What needs to be done
Return the complete listing that follows, with each line reproduced exactly.

Task input
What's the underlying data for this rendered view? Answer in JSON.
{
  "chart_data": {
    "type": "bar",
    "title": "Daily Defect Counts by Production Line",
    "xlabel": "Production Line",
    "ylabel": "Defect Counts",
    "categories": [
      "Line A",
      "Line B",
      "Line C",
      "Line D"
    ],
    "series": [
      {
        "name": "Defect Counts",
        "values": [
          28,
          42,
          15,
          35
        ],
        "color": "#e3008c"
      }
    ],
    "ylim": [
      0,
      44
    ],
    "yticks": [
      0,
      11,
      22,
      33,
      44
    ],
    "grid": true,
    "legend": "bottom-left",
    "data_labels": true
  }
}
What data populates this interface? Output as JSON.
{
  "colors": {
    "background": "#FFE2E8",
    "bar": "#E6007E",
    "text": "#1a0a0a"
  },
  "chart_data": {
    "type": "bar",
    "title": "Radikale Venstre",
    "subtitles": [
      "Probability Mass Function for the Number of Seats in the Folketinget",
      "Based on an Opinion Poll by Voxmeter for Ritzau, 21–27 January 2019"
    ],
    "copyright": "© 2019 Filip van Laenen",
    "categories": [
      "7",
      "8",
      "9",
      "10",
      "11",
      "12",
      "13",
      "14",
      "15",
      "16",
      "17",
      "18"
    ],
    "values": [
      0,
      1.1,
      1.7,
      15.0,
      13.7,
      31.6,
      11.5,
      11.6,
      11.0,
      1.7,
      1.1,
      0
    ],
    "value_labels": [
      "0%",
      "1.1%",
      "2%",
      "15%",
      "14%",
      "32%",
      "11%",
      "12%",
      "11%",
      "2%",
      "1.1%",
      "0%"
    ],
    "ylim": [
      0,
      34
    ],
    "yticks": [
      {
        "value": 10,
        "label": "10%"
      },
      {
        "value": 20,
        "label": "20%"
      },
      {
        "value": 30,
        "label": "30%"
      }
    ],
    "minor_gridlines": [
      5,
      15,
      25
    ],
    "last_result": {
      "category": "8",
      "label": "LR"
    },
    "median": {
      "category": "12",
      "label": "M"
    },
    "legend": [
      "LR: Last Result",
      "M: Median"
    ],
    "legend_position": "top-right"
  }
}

Solution to this exercise
What's the underlying data for this rendered view? Answer in JSON.
{
  "chart_data": {
    "type": "bar",
    "title": "Daily Defect Counts by Production Line",
    "xlabel": "Production Line",
    "ylabel": "Defect Counts",
    "categories": [
      "Line A",
      "Line B",
      "Line C",
      "Line D"
    ],
    "series": [
      {
        "name": "Defect Counts",
        "values": [
          28,
          42,
          15,
          35
        ],
        "color": "#e3008c"
      }
    ],
    "ylim": [
      0,
      44
    ],
    "yticks": [
      0,
      11,
      22,
      33,
      44
    ],
    "grid": true,
    "legend": "bottom-left",
    "data_labels": true
  }
}
What data populates this interface? Output as JSON.
{
  "colors": {
    "background": "#FFE2E8",
    "bar": "#E6007E",
    "text": "#1a0a0a"
  },
  "chart_data": {
    "type": "bar",
    "title": "Radikale Venstre",
    "subtitles": [
      "Probability Mass Function for the Number of Seats in the Folketinget",
      "Based on an Opinion Poll by Voxmeter for Ritzau, 21–27 January 2019"
    ],
    "copyright": "© 2019 Filip van Laenen",
    "categories": [
      "7",
      "8",
      "9",
      "10",
      "11",
      "12",
      "13",
      "14",
      "15",
      "16",
      "17",
      "18"
    ],
    "values": [
      0,
      1.1,
      1.7,
      15.0,
      13.7,
      31.6,
      11.5,
      11.6,
      11.0,
      1.7,
      1.1,
      0
    ],
    "value_labels": [
      "0%",
      "1.1%",
      "2%",
      "15%",
      "14%",
      "32%",
      "11%",
      "12%",
      "11%",
      "2%",
      "1.1%",
      "0%"
    ],
    "ylim": [
      0,
      34
    ],
    "yticks": [
      {
        "value": 10,
        "label": "10%"
      },
      {
        "value": 20,
        "label": "20%"
      },
      {
        "value": 30,
        "label": "30%"
      }
    ],
    "minor_gridlines": [
      5,
      15,
      25
    ],
    "last_result": {
      "category": "8",
      "label": "LR"
    },
    "median": {
      "category": "12",
      "label": "M"
    },
    "legend": [
      "LR: Last Result",
      "M: Median"
    ],
    "legend_position": "top-right"
  }
}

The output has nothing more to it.